## Description of the task
Locate all lines with the word "Compute" and copy them out.

## Extracted records

*-*-*

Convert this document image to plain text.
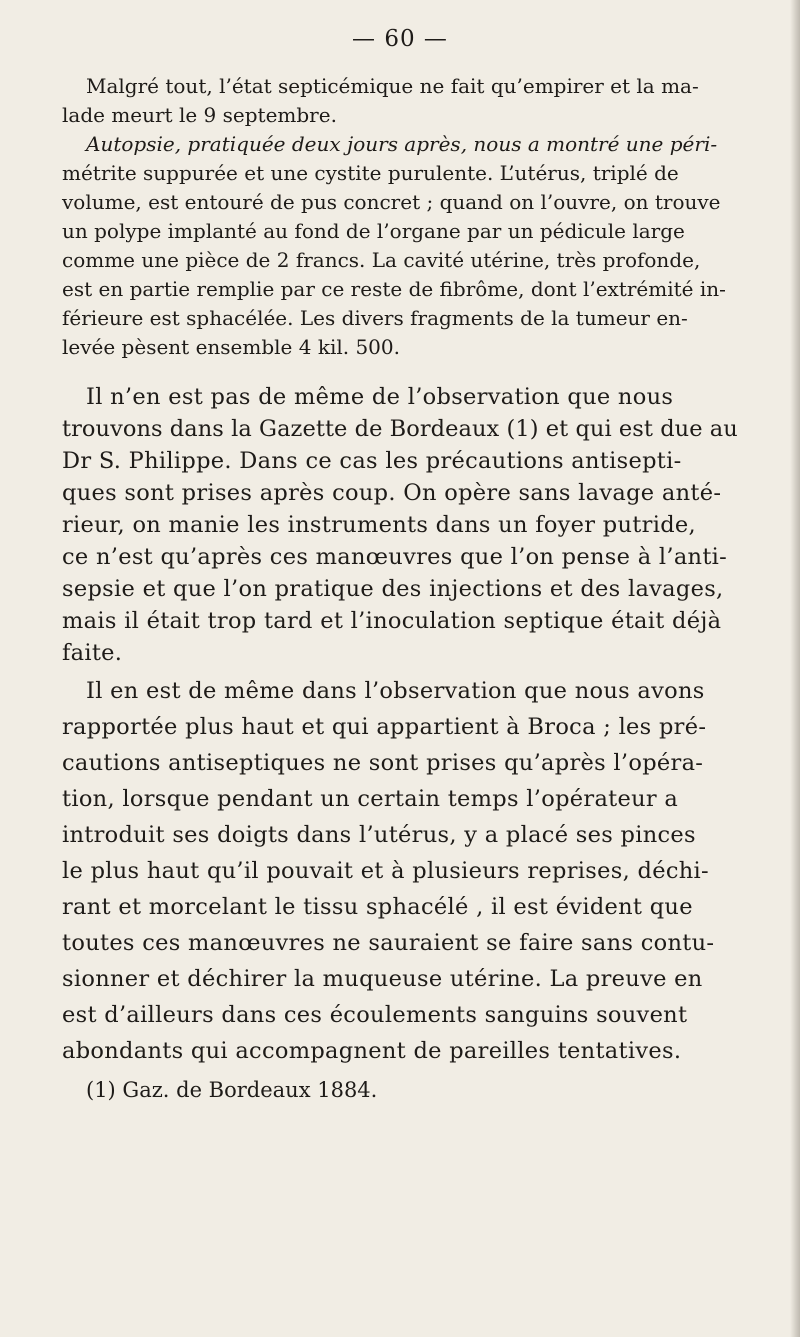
— 60 —
Malgré tout, l’état septicémique ne fait qu’empirer et la ma-
lade meurt le 9 septembre.
Autopsie, pratiquée deux jours après, nous a montré une péri-
métrite suppurée et une cystite purulente. L’utérus, triplé de
volume, est entouré de pus concret ; quand on l’ouvre, on trouve
un polype implanté au fond de l’organe par un pédicule large
comme une pièce de 2 francs. La cavité utérine, très profonde,
est en partie remplie par ce reste de fibrôme, dont l’extrémité in-
férieure est sphacélée. Les divers fragments de la tumeur en-
levée pèsent ensemble 4 kil. 500.
Il n’en est pas de même de l’observation que nous
trouvons dans la Gazette de Bordeaux (1) et qui est due au
Dr S. Philippe. Dans ce cas les précautions antisepti-
ques sont prises après coup. On opère sans lavage anté-
rieur, on manie les instruments dans un foyer putride,
ce n’est qu’après ces manœuvres que l’on pense à l’anti-
sepsie et que l’on pratique des injections et des lavages,
mais il était trop tard et l’inoculation septique était déjà
faite.
Il en est de même dans l’observation que nous avons
rapportée plus haut et qui appartient à Broca ; les pré-
cautions antiseptiques ne sont prises qu’après l’opéra-
tion, lorsque pendant un certain temps l’opérateur a
introduit ses doigts dans l’utérus, y a placé ses pinces
le plus haut qu’il pouvait et à plusieurs reprises, déchi-
rant et morcelant le tissu sphacélé , il est évident que
toutes ces manœuvres ne sauraient se faire sans contu-
sionner et déchirer la muqueuse utérine. La preuve en
est d’ailleurs dans ces écoulements sanguins souvent
abondants qui accompagnent de pareilles tentatives.
(1) Gaz. de Bordeaux 1884.
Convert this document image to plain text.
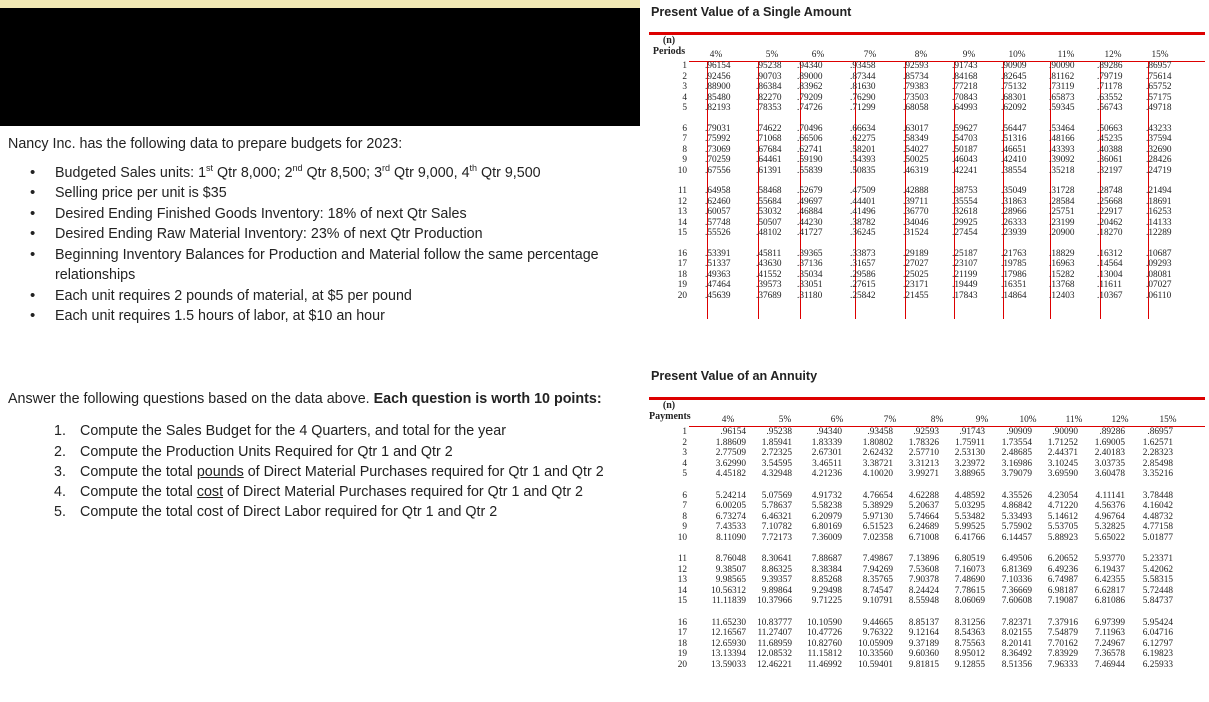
Nancy Inc. has the following data to prepare budgets for 2023:
• Budgeted Sales units: 1st Qtr 8,000; 2nd Qtr 8,500; 3rd Qtr 9,000, 4th Qtr 9,500
• Selling price per unit is $35
• Desired Ending Finished Goods Inventory: 18% of next Qtr Sales
• Desired Ending Raw Material Inventory: 23% of next Qtr Production
• Beginning Inventory Balances for Production and Material follow the same percentage relationships
• Each unit requires 2 pounds of material, at $5 per pound
• Each unit requires 1.5 hours of labor, at $10 an hour
Answer the following questions based on the data above. Each question is worth 10 points:
1. Compute the Sales Budget for the 4 Quarters, and total for the year
2. Compute the Production Units Required for Qtr 1 and Qtr 2
3. Compute the total pounds of Direct Material Purchases required for Qtr 1 and Qtr 2
4. Compute the total cost of Direct Material Purchases required for Qtr 1 and Qtr 2
5. Compute the total cost of Direct Labor required for Qtr 1 and Qtr 2
Present Value of a Single Amount
(n)
Periods	4%	5%	6%	7%	8%	9%	10%	11%	12%	15%
1 .96154	.95238 .94340	.93458	.92593	.91743	.90909 .90090 .89286	.86957
2 .92456	.90703 .89000	.87344	.85734	.84168	.82645 .81162 .79719	.75614
3 .88900	.86384 .83962	.81630	.79383	.77218	.75132 .73119 .71178	.65752
4 .85480	.82270 .79209	.76290	.73503	.70843	.68301 .65873 .63552	.57175
5 .82193	.78353 .74726	.71299	.68058	.64993	.62092 .59345 .56743	.49718
6 .79031	.74622 .70496	.66634	.63017	.59627	.56447 .53464 .50663	.43233
7 .75992	.71068 .66506	.62275	.58349	.54703	.51316 .48166 .45235	.37594
8 .73069	.67684 .62741	.58201	.54027	.50187	.46651 .43393 .40388	.32690
9 .70259	.64461 .59190	.54393	.50025	.46043	.42410 .39092 .36061	.28426
10 .67556	.61391 .55839	.50835	.46319	.42241	.38554 .35218 .32197	.24719
11 .64958	.58468 .52679	.47509	.42888	.38753	.35049 .31728 .28748	.21494
12 .62460	.55684 .49697	.44401	.39711	.35554	.31863 .28584 .25668	.18691
13 .60057	.53032 .46884	.41496	.36770	.32618	.28966 .25751 .22917	.16253
14 .57748	.50507 .44230	.38782	.34046	.29925	.26333 .23199 .20462	.14133
15 .55526	.48102 .41727	.36245	.31524	.27454	.23939 .20900 .18270	.12289
16 .53391	.45811 .39365	.33873	.29189	.25187	.21763 .18829 .16312	.10687
17 .51337	.43630 .37136	.31657	.27027	.23107	.19785 .16963 .14564	.09293
18 .49363	.41552 .35034	.29586	.25025	.21199	.17986 .15282 .13004	.08081
19 .47464	.39573 .33051	.27615	.23171	.19449	.16351 .13768 .11611	.07027
20 .45639	.37689 .31180	.25842	.21455	.17843	.14864 .12403 .10367	.06110
Present Value of an Annuity
(n)
Payments	4%	5%	6%	7%	8%	9%	10%	11%	12%	15%
1	.96154 .95238	.94340	.93458 .92593 .91743 .90909 .90090 .89286 .86957
2	1.88609 1.85941 1.83339 1.80802 1.78326 1.75911 1.73554 1.71252 1.69005 1.62571
3	2.77509 2.72325 2.67301 2.62432 2.57710 2.53130 2.48685 2.44371 2.40183 2.28323
4	3.62990 3.54595 3.46511 3.38721 3.31213 3.23972 3.16986 3.10245 3.03735 2.85498
5	4.45182 4.32948 4.21236 4.10020 3.99271 3.88965 3.79079 3.69590 3.60478 3.35216
6	5.24214 5.07569 4.91732 4.76654 4.62288 4.48592 4.35526 4.23054 4.11141 3.78448
7	6.00205 5.78637 5.58238 5.38929 5.20637 5.03295 4.86842 4.71220 4.56376 4.16042
8	6.73274 6.46321 6.20979 5.97130 5.74664 5.53482 5.33493 5.14612 4.96764 4.48732
9	7.43533 7.10782 6.80169 6.51523 6.24689 5.99525 5.75902 5.53705 5.32825 4.77158
10	8.11090 7.72173 7.36009 7.02358 6.71008 6.41766 6.14457 5.88923 5.65022 5.01877
11	8.76048 8.30641 7.88687 7.49867 7.13896 6.80519 6.49506 6.20652 5.93770 5.23371
12	9.38507 8.86325 8.38384 7.94269 7.53608 7.16073 6.81369 6.49236 6.19437 5.42062
13	9.98565 9.39357 8.85268 8.35765 7.90378 7.48690 7.10336 6.74987 6.42355 5.58315
14	10.56312 9.89864 9.29498 8.74547 8.24424 7.78615 7.36669 6.98187 6.62817 5.72448
15	11.11839 10.37966 9.71225 9.10791 8.55948 8.06069 7.60608 7.19087 6.81086 5.84737
16	11.65230 10.83777 10.10590 9.44665 8.85137 8.31256 7.82371 7.37916 6.97399 5.95424
17	12.16567 11.27407 10.47726 9.76322 9.12164 8.54363 8.02155 7.54879 7.11963 6.04716
18	12.65930 11.68959 10.82760 10.05909 9.37189 8.75563 8.20141 7.70162 7.24967 6.12797
19	13.13394 12.08532 11.15812 10.33560 9.60360 8.95012 8.36492 7.83929 7.36578 6.19823
20	13.59033 12.46221 11.46992 10.59401 9.81815 9.12855 8.51356 7.96333 7.46944 6.25933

*-*-*

## Solution to this task
1. Compute the Sales Budget for the 4 Quarters, and total for the year
2. Compute the Production Units Required for Qtr 1 and Qtr 2
3. Compute the total pounds of Direct Material Purchases required for Qtr 1 and Qtr 2
4. Compute the total cost of Direct Material Purchases required for Qtr 1 and Qtr 2
5. Compute the total cost of Direct Labor required for Qtr 1 and Qtr 2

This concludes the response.